Render the lines starting at the one containing "- replies-count: 共1条回复: [227, 308, 368, 343]" and ending at the one containing "- avatar-image: [28, 1012, 122, 1106]" as a JSON list of strings, one string per line, with blank lines left out.

• Visual layout annotation data
────
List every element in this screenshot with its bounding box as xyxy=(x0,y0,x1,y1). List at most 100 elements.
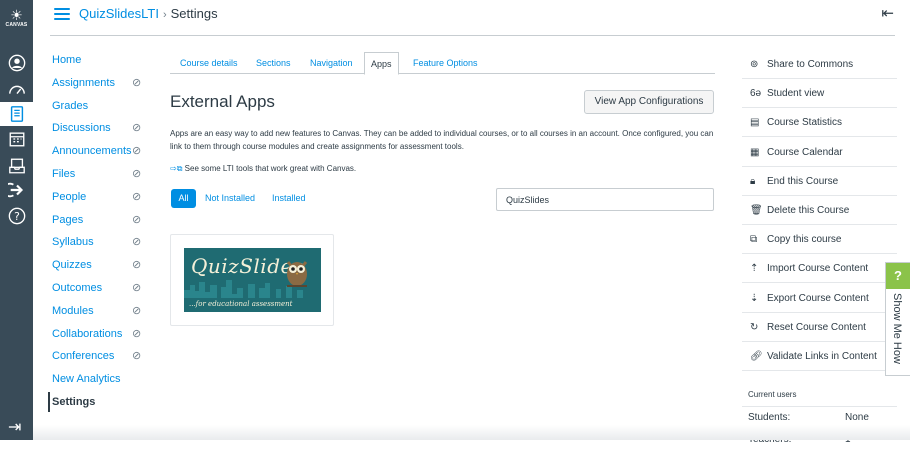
sidebar-action[interactable]: 🗑︎ Delete this Course xyxy=(742,196,897,225)
courses-icon[interactable] xyxy=(0,102,33,126)
dashboard-icon[interactable] xyxy=(6,79,27,100)
course-nav-label: Home xyxy=(52,54,82,66)
course-nav-label: Announcements xyxy=(52,145,132,158)
course-nav-item[interactable]: Grades xyxy=(48,96,158,116)
tab-sections[interactable]: Sections xyxy=(250,52,297,74)
hamburger-menu-icon[interactable] xyxy=(54,8,70,21)
sidebar-action-label: Share to Commons xyxy=(767,59,854,70)
calendar-icon[interactable] xyxy=(6,128,27,149)
course-nav-item[interactable]: Quizzes ⊘ xyxy=(48,255,158,275)
sidebar-action-label: Student view xyxy=(767,88,825,100)
course-nav-item[interactable]: Announcements ⊘ xyxy=(48,141,158,161)
apps-description: Apps are an easy way to add new features… xyxy=(170,129,714,151)
filter-installed-button[interactable]: Installed xyxy=(272,189,306,208)
course-nav-item[interactable]: Assignments ⊘ xyxy=(48,73,158,93)
page-title: External Apps xyxy=(170,92,275,111)
sidebar-action[interactable]: ⊚ Share to Commons xyxy=(742,50,897,79)
canvas-logo[interactable]: ☀ CANVAS xyxy=(3,8,30,38)
app-card-quizslides[interactable]: QuizSlides ...for educational assessment xyxy=(170,234,334,326)
sidebar-action[interactable]: ▦ Course Calendar xyxy=(742,138,897,167)
course-nav-item[interactable]: Modules ⊘ xyxy=(48,301,158,321)
sidebar-action[interactable]: ▤ Course Statistics xyxy=(742,108,897,138)
course-nav-item[interactable]: Conferences ⊘ xyxy=(48,346,158,366)
hidden-eye-icon: ⊘ xyxy=(132,145,142,158)
filter-not-installed-button[interactable]: Not Installed xyxy=(205,189,255,208)
filter-all-button[interactable]: All xyxy=(171,189,196,208)
link-icon: 🔗︎ xyxy=(750,351,763,362)
show-me-how-label: Show Me How xyxy=(891,293,903,364)
course-nav-label: Assignments xyxy=(52,76,115,89)
sidebar-action[interactable]: ⇣ Export Course Content xyxy=(742,284,897,313)
course-nav-label: Settings xyxy=(52,396,96,408)
app-search-input[interactable] xyxy=(496,188,714,211)
global-nav: ☀ CANVAS ? ⇥ xyxy=(0,0,33,440)
current-users-heading: Current users xyxy=(748,390,797,399)
sidebar-action[interactable]: 🔒︎ End this Course xyxy=(742,167,897,196)
course-nav-item[interactable]: Files ⊘ xyxy=(48,164,158,184)
show-me-how-tab[interactable]: ? Show Me How xyxy=(885,262,910,376)
breadcrumb-course-link[interactable]: QuizSlidesLTI xyxy=(79,6,159,21)
sidebar-action[interactable]: 🔗︎ Validate Links in Content xyxy=(742,342,897,371)
app-tagline: ...for educational assessment xyxy=(189,300,293,308)
course-nav-item[interactable]: Syllabus ⊘ xyxy=(48,232,158,252)
hidden-eye-icon: ⊘ xyxy=(132,122,142,135)
course-nav-item[interactable]: People ⊘ xyxy=(48,187,158,207)
inbox-icon[interactable] xyxy=(6,155,27,176)
course-nav-item[interactable]: New Analytics xyxy=(48,369,158,389)
course-nav-item[interactable]: Outcomes ⊘ xyxy=(48,278,158,298)
hidden-eye-icon: ⊘ xyxy=(132,168,142,180)
settings-tabs: Course details Sections Navigation Apps … xyxy=(170,52,715,75)
tab-navigation[interactable]: Navigation xyxy=(304,52,359,74)
copy-icon: ⧉ xyxy=(750,234,758,246)
calendar-icon: ▦ xyxy=(750,146,760,158)
hidden-eye-icon: ⊘ xyxy=(132,236,142,249)
statistics-icon: ▤ xyxy=(750,117,760,129)
expand-nav-icon[interactable]: ⇥ xyxy=(8,417,21,437)
course-nav-item[interactable]: Settings xyxy=(48,392,158,412)
current-users-row: Students: None xyxy=(742,406,897,427)
lti-tools-link[interactable]: ⇨⧉ See some LTI tools that work great wi… xyxy=(170,164,356,174)
collapse-sidebar-icon[interactable]: ⇤ xyxy=(881,4,894,22)
course-nav-label: Outcomes xyxy=(52,282,103,294)
hidden-eye-icon: ⊘ xyxy=(132,213,142,226)
sidebar-action-label: Course Calendar xyxy=(767,146,843,158)
hidden-eye-icon: ⊘ xyxy=(132,350,142,363)
course-nav-item[interactable]: Discussions ⊘ xyxy=(48,118,158,138)
hidden-eye-icon: ⊘ xyxy=(132,304,142,317)
export-icon: ⇣ xyxy=(750,292,759,304)
student-view-icon: 6ə xyxy=(750,88,762,100)
canvas-logo-icon: ☀ xyxy=(10,7,23,23)
course-nav-label: Files xyxy=(52,168,76,180)
sidebar-action-label: Validate Links in Content xyxy=(767,351,877,362)
sidebar-action-label: Course Statistics xyxy=(767,117,843,129)
breadcrumb: QuizSlidesLTI › Settings xyxy=(79,6,218,21)
commons-icon[interactable] xyxy=(6,179,27,200)
canvas-logo-text: CANVAS xyxy=(5,22,28,28)
breadcrumb-current: Settings xyxy=(170,6,218,21)
sidebar-action[interactable]: 6ə Student view xyxy=(742,79,897,109)
svg-text:?: ? xyxy=(14,210,20,223)
sidebar-action[interactable]: ↻ Reset Course Content xyxy=(742,313,897,342)
course-nav-label: Discussions xyxy=(52,122,111,135)
tab-course-details[interactable]: Course details xyxy=(174,52,244,74)
tab-feature-options[interactable]: Feature Options xyxy=(407,52,484,74)
course-nav-item[interactable]: Collaborations ⊘ xyxy=(48,324,158,344)
course-nav-item[interactable]: Home xyxy=(48,50,158,70)
sidebar-action[interactable]: ⧉ Copy this course xyxy=(742,225,897,255)
sidebar-action[interactable]: ⇡ Import Course Content xyxy=(742,254,897,284)
help-badge-icon: ? xyxy=(886,263,910,289)
account-icon[interactable] xyxy=(6,52,27,73)
tab-apps[interactable]: Apps xyxy=(364,52,399,75)
course-nav-item[interactable]: Pages ⊘ xyxy=(48,210,158,230)
breadcrumb-separator: › xyxy=(162,9,167,21)
course-nav-label: Conferences xyxy=(52,350,115,363)
hidden-eye-icon: ⊘ xyxy=(132,259,142,272)
bottom-fade xyxy=(33,425,910,440)
course-nav-label: Modules xyxy=(52,304,94,317)
import-icon: ⇡ xyxy=(750,263,759,275)
page-header: QuizSlidesLTI › Settings ⇤ xyxy=(33,0,910,36)
help-icon[interactable]: ? xyxy=(6,205,27,226)
course-nav-label: Syllabus xyxy=(52,236,94,249)
sidebar-action-label: Copy this course xyxy=(767,234,842,246)
view-app-configurations-button[interactable]: View App Configurations xyxy=(584,90,714,114)
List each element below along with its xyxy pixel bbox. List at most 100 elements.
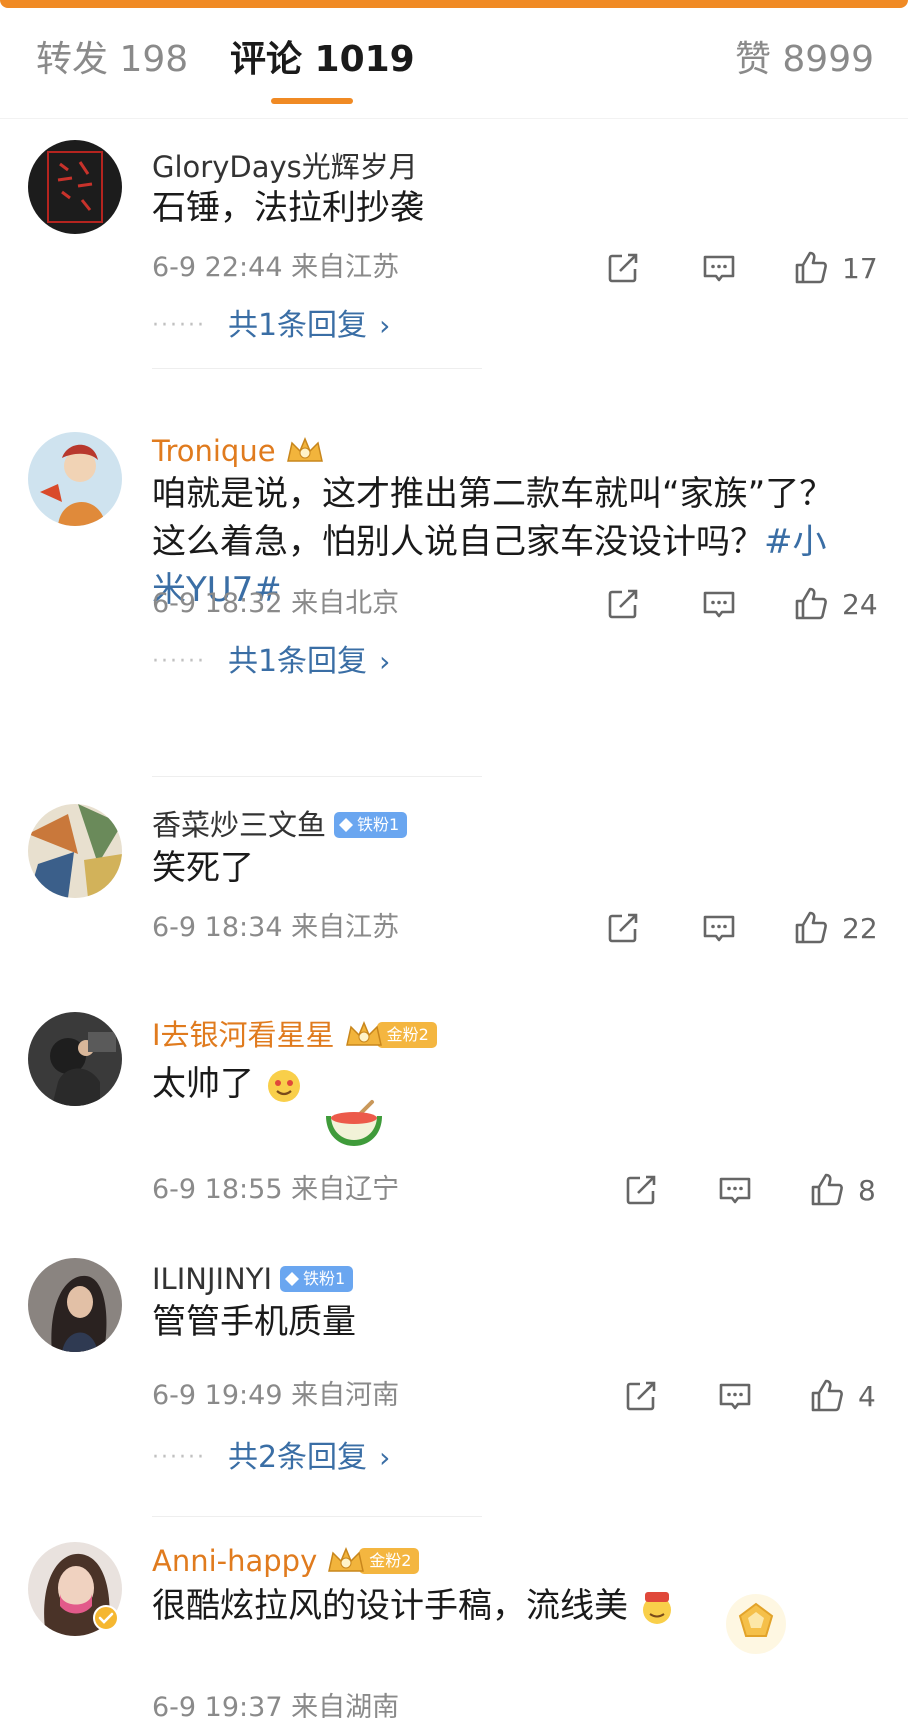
- replies-count: 共1条回复: [227, 308, 368, 343]
- fan-badge: 铁粉1: [280, 1266, 354, 1292]
- username-text: Anni-happy: [152, 1544, 318, 1578]
- username-text: I去银河看星星: [152, 1018, 335, 1052]
- tab-comments[interactable]: 评论 1019: [230, 38, 415, 82]
- share-icon: [608, 913, 638, 943]
- thumbs-up-icon: [811, 1173, 843, 1206]
- comment-actions: 8: [0, 1168, 908, 1212]
- reply-button[interactable]: [700, 906, 738, 950]
- tab-reposts[interactable]: 转发 198: [36, 38, 188, 82]
- replies-count: 共1条回复: [227, 644, 368, 679]
- username[interactable]: Tronique: [152, 432, 326, 470]
- view-replies-link[interactable]: ······ 共2条回复 ›: [152, 1438, 390, 1478]
- comment-text: 笑死了: [152, 848, 254, 888]
- like-count: 17: [842, 251, 878, 285]
- thumbs-up-icon: [795, 587, 827, 620]
- username-text: ILINJINYI: [152, 1262, 273, 1296]
- comment-divider: [152, 1516, 482, 1517]
- username[interactable]: 香菜炒三文鱼 铁粉1: [152, 806, 408, 844]
- vip-crown-icon: [286, 437, 323, 462]
- avatar-image: [28, 1258, 122, 1352]
- thumbs-up-icon: [811, 1379, 843, 1412]
- share-button[interactable]: [622, 1168, 660, 1212]
- share-button[interactable]: [604, 906, 642, 950]
- share-icon: [626, 1175, 656, 1205]
- view-replies-link[interactable]: ······ 共1条回复 ›: [152, 306, 390, 346]
- share-button[interactable]: [604, 246, 642, 290]
- tabs-divider: [0, 118, 908, 119]
- like-count: 4: [858, 1379, 876, 1413]
- vip-crown-icon: [345, 1021, 382, 1046]
- fan-badge-label: 金粉2: [376, 1022, 437, 1048]
- comment-text: 太帅了: [152, 1060, 852, 1108]
- avatar-image: [28, 1012, 122, 1106]
- like-button[interactable]: 4: [808, 1374, 876, 1418]
- 666-emoji-icon: [642, 1591, 671, 1624]
- username[interactable]: GloryDays光辉岁月: [152, 148, 418, 186]
- chevron-right-icon: ›: [379, 1441, 391, 1474]
- avatar-image: [28, 804, 122, 898]
- comment-text: 管管手机质量: [152, 1302, 356, 1342]
- fan-badge: 铁粉1: [334, 812, 408, 838]
- avatar[interactable]: [28, 804, 122, 898]
- like-count: 24: [842, 587, 878, 621]
- like-button[interactable]: 8: [808, 1168, 876, 1212]
- comment-icon: [703, 591, 735, 618]
- like-count: 22: [842, 911, 878, 945]
- like-button[interactable]: 22: [792, 906, 878, 950]
- replies-dots: ······: [152, 313, 206, 338]
- comment-text-body: 很酷炫拉风的设计手稿，流线美: [152, 1586, 628, 1626]
- thumbs-up-icon: [795, 911, 827, 944]
- reply-button[interactable]: [716, 1374, 754, 1418]
- like-button[interactable]: 24: [792, 582, 878, 626]
- reply-button[interactable]: [716, 1168, 754, 1212]
- username[interactable]: Anni-happy 金粉2: [152, 1542, 420, 1580]
- comment-actions: 4: [0, 1374, 908, 1418]
- comment-icon: [703, 255, 735, 282]
- comment-actions: 22: [0, 906, 908, 950]
- comment-meta: 6-9 19:37 来自湖南: [152, 1690, 399, 1718]
- tab-bar: 转发 198 评论 1019 赞 8999: [0, 0, 908, 108]
- avatar[interactable]: [28, 432, 122, 526]
- gold-badge-sparkle-icon: [726, 1594, 786, 1654]
- replies-dots: ······: [152, 1445, 206, 1470]
- comment-text: 石锤，法拉利抄袭: [152, 188, 424, 228]
- comment-location: 来自湖南: [291, 1692, 400, 1718]
- share-icon: [608, 253, 638, 283]
- comment-actions: 24: [0, 582, 908, 626]
- tab-likes[interactable]: 赞 8999: [735, 38, 874, 82]
- diamond-icon: [339, 818, 354, 832]
- share-button[interactable]: [622, 1374, 660, 1418]
- comment-divider: [152, 368, 482, 369]
- avatar[interactable]: [28, 1258, 122, 1352]
- replies-count: 共2条回复: [227, 1440, 368, 1475]
- comment-icon: [703, 915, 735, 942]
- chevron-right-icon: ›: [379, 645, 391, 678]
- share-icon: [608, 589, 638, 619]
- reply-button[interactable]: [700, 582, 738, 626]
- comment-text-body: 咱就是说，这才推出第二款车就叫“家族”了？ 这么着急，怕别人说自己家车没设计吗？: [152, 474, 834, 562]
- fan-badge-label: 铁粉1: [357, 815, 400, 834]
- fan-badge: 金粉2: [343, 1019, 437, 1051]
- replies-dots: ······: [152, 649, 206, 674]
- fan-badge: 金粉2: [325, 1545, 420, 1577]
- active-tab-indicator: [271, 98, 353, 104]
- fan-badge-label: 铁粉1: [303, 1269, 346, 1288]
- avatar-image: [28, 432, 122, 526]
- username[interactable]: ILINJINYI 铁粉1: [152, 1260, 354, 1298]
- share-button[interactable]: [604, 582, 642, 626]
- comment-time: 6-9 19:37: [152, 1692, 283, 1718]
- fan-badge-label: 金粉2: [359, 1548, 420, 1574]
- reply-button[interactable]: [700, 246, 738, 290]
- avatar[interactable]: [28, 140, 122, 234]
- watermelon-sticker-icon: [326, 1100, 382, 1146]
- verified-badge-icon: [93, 1605, 119, 1631]
- username[interactable]: I去银河看星星 金粉2: [152, 1016, 437, 1054]
- view-replies-link[interactable]: ······ 共1条回复 ›: [152, 642, 390, 682]
- diamond-icon: [285, 1272, 300, 1286]
- heart-eyes-emoji-icon: [267, 1069, 300, 1102]
- like-button[interactable]: 17: [792, 246, 878, 290]
- vip-crown-icon: [328, 1547, 365, 1572]
- avatar[interactable]: [28, 1012, 122, 1106]
- username-text: Tronique: [152, 434, 276, 468]
- username-text: 香菜炒三文鱼: [152, 808, 327, 842]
────
• SOLUTION TO THIS PROBLEM
[
  "- replies-count: 共1条回复: [227, 308, 368, 343]",
  "- fan-badge: 铁粉1: [280, 1266, 354, 1292]",
  "- username-text: Anni-happy: [152, 1544, 318, 1578]",
  "- username-text: I去银河看星星: [152, 1018, 335, 1052]",
  "- tab-comments[interactable]: 评论 1019: [230, 38, 415, 82]",
  "- share-icon: [608, 913, 638, 943]",
  "- thumbs-up-icon: [811, 1173, 843, 1206]",
  "- comment-actions: 8: [0, 1168, 908, 1212]",
  "- reply-button[interactable]: [700, 906, 738, 950]",
  "- tab-reposts[interactable]: 转发 198: [36, 38, 188, 82]",
  "- replies-count: 共1条回复: [227, 644, 368, 679]",
  "- username[interactable]: Tronique: [152, 432, 326, 470]",
  "- view-replies-link[interactable]: ······ 共2条回复 ›: [152, 1438, 390, 1478]",
  "- comment-text: 笑死了: [152, 848, 254, 888]",
  "- like-count: 17: [842, 251, 878, 285]",
  "- thumbs-up-icon: [795, 587, 827, 620]",
  "- username-text: ILINJINYI: [152, 1262, 273, 1296]",
  "- comment-divider: [152, 1516, 482, 1517]",
  "- username[interactable]: 香菜炒三文鱼 铁粉1: [152, 806, 408, 844]",
  "- vip-crown-icon: [286, 437, 323, 462]",
  "- avatar-image: [28, 1258, 122, 1352]",
  "- thumbs-up-icon: [811, 1379, 843, 1412]",
  "- share-button[interactable]: [622, 1168, 660, 1212]",
  "- share-button[interactable]: [604, 906, 642, 950]",
  "- share-icon: [626, 1175, 656, 1205]",
  "- view-replies-link[interactable]: ······ 共1条回复 ›: [152, 306, 390, 346]",
  "- share-button[interactable]: [604, 246, 642, 290]",
  "- tabs-divider: [0, 118, 908, 119]",
  "- like-count: 4: [858, 1379, 876, 1413]",
  "- vip-crown-icon: [345, 1021, 382, 1046]",
  "- fan-badge-label: 金粉2: [376, 1022, 437, 1048]",
  "- comment-text: 太帅了: [152, 1060, 852, 1108]",
  "- avatar-image: [28, 1012, 122, 1106]"
]